■ YOUR OBJECTIVE
From the data that follows, copy every line holding the string "Makaraan".

* BEGIN EXTRACTED DATA *

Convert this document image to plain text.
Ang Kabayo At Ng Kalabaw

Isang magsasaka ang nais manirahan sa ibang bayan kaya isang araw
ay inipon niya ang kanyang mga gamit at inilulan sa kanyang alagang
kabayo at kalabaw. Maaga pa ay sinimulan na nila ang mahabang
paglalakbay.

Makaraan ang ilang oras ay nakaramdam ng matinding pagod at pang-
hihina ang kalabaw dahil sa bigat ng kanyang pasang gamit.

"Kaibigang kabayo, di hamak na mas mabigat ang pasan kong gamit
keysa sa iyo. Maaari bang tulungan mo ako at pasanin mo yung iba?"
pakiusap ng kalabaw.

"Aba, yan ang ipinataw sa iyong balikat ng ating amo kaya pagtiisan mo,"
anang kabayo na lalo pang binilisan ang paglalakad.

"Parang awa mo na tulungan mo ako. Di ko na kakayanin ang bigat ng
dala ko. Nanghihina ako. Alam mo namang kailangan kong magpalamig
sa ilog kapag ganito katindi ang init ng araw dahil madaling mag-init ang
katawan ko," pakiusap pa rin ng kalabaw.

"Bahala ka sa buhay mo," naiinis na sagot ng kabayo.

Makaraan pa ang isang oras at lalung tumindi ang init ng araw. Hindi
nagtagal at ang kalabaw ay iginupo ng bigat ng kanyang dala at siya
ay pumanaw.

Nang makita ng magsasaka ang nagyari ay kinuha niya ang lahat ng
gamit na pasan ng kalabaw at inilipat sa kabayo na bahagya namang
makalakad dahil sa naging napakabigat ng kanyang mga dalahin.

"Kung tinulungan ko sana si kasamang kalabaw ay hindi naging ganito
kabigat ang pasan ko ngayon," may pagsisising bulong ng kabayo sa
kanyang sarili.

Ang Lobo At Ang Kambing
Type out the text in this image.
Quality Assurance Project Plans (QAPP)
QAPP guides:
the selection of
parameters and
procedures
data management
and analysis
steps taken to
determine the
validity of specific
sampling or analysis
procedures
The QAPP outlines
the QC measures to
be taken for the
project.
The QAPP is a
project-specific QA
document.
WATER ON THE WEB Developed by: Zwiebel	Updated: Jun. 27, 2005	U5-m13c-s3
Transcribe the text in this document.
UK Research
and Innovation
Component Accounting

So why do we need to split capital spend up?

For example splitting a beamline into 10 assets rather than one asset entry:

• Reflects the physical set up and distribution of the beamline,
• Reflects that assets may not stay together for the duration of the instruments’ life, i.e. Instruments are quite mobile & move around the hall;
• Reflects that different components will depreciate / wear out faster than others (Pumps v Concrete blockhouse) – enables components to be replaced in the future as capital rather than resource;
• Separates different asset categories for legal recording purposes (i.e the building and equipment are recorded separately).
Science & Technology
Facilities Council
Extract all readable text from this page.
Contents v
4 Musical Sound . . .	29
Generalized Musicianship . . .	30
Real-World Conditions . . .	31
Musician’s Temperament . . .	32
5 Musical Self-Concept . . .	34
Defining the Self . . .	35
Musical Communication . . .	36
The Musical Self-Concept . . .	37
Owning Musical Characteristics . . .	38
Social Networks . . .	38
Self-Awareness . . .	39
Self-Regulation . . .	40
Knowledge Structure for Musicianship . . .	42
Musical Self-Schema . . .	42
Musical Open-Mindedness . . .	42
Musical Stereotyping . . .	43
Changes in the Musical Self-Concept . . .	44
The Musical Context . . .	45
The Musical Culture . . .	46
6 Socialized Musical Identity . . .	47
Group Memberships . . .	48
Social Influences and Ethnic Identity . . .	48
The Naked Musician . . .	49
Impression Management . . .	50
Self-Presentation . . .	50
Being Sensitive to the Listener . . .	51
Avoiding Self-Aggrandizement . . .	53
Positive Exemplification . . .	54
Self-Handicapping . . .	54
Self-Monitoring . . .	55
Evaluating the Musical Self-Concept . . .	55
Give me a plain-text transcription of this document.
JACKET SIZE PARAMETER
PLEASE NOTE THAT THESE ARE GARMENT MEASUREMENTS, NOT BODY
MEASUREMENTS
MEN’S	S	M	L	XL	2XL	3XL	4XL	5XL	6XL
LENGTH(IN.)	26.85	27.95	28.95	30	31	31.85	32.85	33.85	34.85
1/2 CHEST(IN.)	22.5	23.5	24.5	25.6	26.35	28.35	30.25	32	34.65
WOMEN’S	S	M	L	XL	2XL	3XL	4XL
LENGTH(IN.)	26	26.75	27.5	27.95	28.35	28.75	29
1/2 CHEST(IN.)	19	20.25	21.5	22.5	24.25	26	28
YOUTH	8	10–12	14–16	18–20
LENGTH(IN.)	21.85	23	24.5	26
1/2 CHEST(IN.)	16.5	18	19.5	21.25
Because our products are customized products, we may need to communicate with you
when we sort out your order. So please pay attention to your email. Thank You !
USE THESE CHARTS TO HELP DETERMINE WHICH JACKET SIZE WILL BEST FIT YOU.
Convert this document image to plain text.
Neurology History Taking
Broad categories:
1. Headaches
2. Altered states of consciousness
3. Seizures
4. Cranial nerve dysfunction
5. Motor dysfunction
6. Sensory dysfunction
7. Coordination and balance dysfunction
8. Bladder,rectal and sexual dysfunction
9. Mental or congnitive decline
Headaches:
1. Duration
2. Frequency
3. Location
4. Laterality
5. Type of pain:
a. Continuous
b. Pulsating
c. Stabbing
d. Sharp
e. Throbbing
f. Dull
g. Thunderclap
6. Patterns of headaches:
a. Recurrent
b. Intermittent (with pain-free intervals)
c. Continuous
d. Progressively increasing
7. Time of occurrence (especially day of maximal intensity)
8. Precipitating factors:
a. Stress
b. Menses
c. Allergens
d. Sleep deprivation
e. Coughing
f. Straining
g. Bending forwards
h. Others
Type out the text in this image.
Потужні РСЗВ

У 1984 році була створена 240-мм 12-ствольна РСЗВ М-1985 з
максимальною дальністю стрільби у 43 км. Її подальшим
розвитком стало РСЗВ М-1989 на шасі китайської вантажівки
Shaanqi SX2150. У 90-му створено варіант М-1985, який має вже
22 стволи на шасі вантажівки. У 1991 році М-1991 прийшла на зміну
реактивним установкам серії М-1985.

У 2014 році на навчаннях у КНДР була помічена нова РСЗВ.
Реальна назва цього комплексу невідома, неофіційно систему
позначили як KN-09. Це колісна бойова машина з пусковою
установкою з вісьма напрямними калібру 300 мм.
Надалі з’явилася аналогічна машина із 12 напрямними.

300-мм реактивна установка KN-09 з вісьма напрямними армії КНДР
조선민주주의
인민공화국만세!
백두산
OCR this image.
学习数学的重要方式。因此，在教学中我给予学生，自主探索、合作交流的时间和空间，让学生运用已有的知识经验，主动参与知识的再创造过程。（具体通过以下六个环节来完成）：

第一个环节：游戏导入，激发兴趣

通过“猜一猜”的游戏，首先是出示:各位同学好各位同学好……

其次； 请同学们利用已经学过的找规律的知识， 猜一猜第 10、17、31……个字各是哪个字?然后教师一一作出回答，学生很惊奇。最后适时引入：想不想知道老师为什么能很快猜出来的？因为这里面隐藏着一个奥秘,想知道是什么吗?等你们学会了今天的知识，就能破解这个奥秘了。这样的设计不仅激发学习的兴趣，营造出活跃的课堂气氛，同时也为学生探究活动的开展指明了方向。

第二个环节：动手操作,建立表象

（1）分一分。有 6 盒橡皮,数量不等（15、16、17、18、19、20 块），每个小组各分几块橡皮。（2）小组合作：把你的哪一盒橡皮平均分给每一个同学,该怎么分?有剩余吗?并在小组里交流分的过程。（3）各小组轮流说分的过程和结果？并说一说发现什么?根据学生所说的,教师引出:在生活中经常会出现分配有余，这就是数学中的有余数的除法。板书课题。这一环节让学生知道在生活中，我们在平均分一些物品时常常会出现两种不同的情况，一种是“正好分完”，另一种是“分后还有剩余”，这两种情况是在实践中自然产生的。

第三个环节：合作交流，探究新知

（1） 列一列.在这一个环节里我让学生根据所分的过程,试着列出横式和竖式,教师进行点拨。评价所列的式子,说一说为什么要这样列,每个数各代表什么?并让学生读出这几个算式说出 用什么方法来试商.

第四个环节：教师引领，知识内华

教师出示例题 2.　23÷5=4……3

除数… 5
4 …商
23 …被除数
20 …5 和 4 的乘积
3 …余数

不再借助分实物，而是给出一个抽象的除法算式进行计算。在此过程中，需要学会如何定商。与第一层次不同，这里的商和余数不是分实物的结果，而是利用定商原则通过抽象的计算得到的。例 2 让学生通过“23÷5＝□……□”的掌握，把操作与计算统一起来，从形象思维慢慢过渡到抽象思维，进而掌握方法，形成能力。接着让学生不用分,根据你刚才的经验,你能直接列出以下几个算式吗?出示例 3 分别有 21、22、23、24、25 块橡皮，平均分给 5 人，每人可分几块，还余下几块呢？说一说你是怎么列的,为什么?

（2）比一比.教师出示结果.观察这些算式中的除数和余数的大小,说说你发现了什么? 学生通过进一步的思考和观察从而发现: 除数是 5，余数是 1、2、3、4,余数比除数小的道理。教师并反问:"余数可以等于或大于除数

* END EXTRACTED DATA *

■ RESULT FOR THIS TASK
Makaraan ang ilang oras ay nakaramdam ng matinding pagod at pang-
Makaraan pa ang isang oras at lalung tumindi ang init ng araw. Hindi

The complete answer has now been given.